(Coordinate annotation lines)
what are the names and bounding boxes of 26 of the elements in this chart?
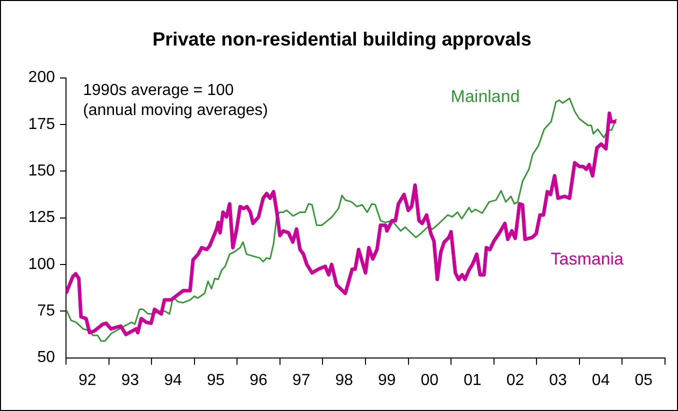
- annotation: (annual moving averages): [83, 102, 268, 120]
- x-tick-label: 97: [292, 372, 310, 389]
- x-tick-label: 02: [506, 372, 524, 389]
- x-tick-label: 94: [164, 372, 182, 389]
- y-tick-label: 125: [28, 209, 56, 226]
- annotation: 1990s average = 100: [83, 82, 234, 100]
- y-tick-label: 75: [37, 302, 56, 320]
- x-tick-label: 04: [592, 372, 610, 389]
- y-tick-label: 200: [28, 69, 56, 86]
- x-tick-label: 01: [464, 372, 482, 389]
- x-tick-label: 93: [121, 372, 140, 389]
- chart-title: Private non-residential building approvals: [152, 30, 532, 51]
- x-tick-label: 92: [78, 372, 96, 389]
- x-tick-label: 96: [250, 372, 268, 389]
- x-tick-label: 98: [335, 372, 354, 389]
- x-tick-label: 03: [549, 372, 568, 389]
- x-tick-label: 95: [206, 372, 225, 389]
- y-tick-label: 100: [28, 256, 56, 273]
- x-tick-label: 99: [378, 372, 396, 389]
- series-label: Mainland: [450, 87, 520, 106]
- y-tick-label: 150: [28, 162, 56, 180]
- x-tick-label: 00: [420, 372, 439, 389]
- y-tick-label: 50: [37, 349, 56, 366]
- x-tick-label: 05: [634, 372, 653, 389]
- y-tick-label: 175: [28, 116, 56, 133]
- series-label: Tasmania: [550, 250, 624, 269]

— Brief —
Render the lines above as a JSON list of strings, with one string per line and blank lines omitted. Leave the pictures out of your answer.

— Output of the task —
[
  "what are the names and bounding boxes of 26 of the elements in this chart?",
  "- annotation: (annual moving averages): [83, 102, 268, 120]",
  "- x-tick-label: 97: [292, 372, 310, 389]",
  "- x-tick-label: 02: [506, 372, 524, 389]",
  "- x-tick-label: 94: [164, 372, 182, 389]",
  "- y-tick-label: 125: [28, 209, 56, 226]",
  "- annotation: 1990s average = 100: [83, 82, 234, 100]",
  "- y-tick-label: 75: [37, 302, 56, 320]",
  "- x-tick-label: 04: [592, 372, 610, 389]",
  "- y-tick-label: 200: [28, 69, 56, 86]",
  "- x-tick-label: 01: [464, 372, 482, 389]",
  "- x-tick-label: 93: [121, 372, 140, 389]",
  "- chart-title: Private non-residential building approvals: [152, 30, 532, 51]",
  "- x-tick-label: 92: [78, 372, 96, 389]",
  "- x-tick-label: 96: [250, 372, 268, 389]",
  "- x-tick-label: 98: [335, 372, 354, 389]",
  "- x-tick-label: 03: [549, 372, 568, 389]",
  "- x-tick-label: 95: [206, 372, 225, 389]",
  "- y-tick-label: 100: [28, 256, 56, 273]",
  "- x-tick-label: 99: [378, 372, 396, 389]",
  "- series-label: Mainland: [450, 87, 520, 106]",
  "- y-tick-label: 150: [28, 162, 56, 180]",
  "- x-tick-label: 00: [420, 372, 439, 389]",
  "- y-tick-label: 50: [37, 349, 56, 366]",
  "- x-tick-label: 05: [634, 372, 653, 389]",
  "- y-tick-label: 175: [28, 116, 56, 133]",
  "- series-label: Tasmania: [550, 250, 624, 269]"
]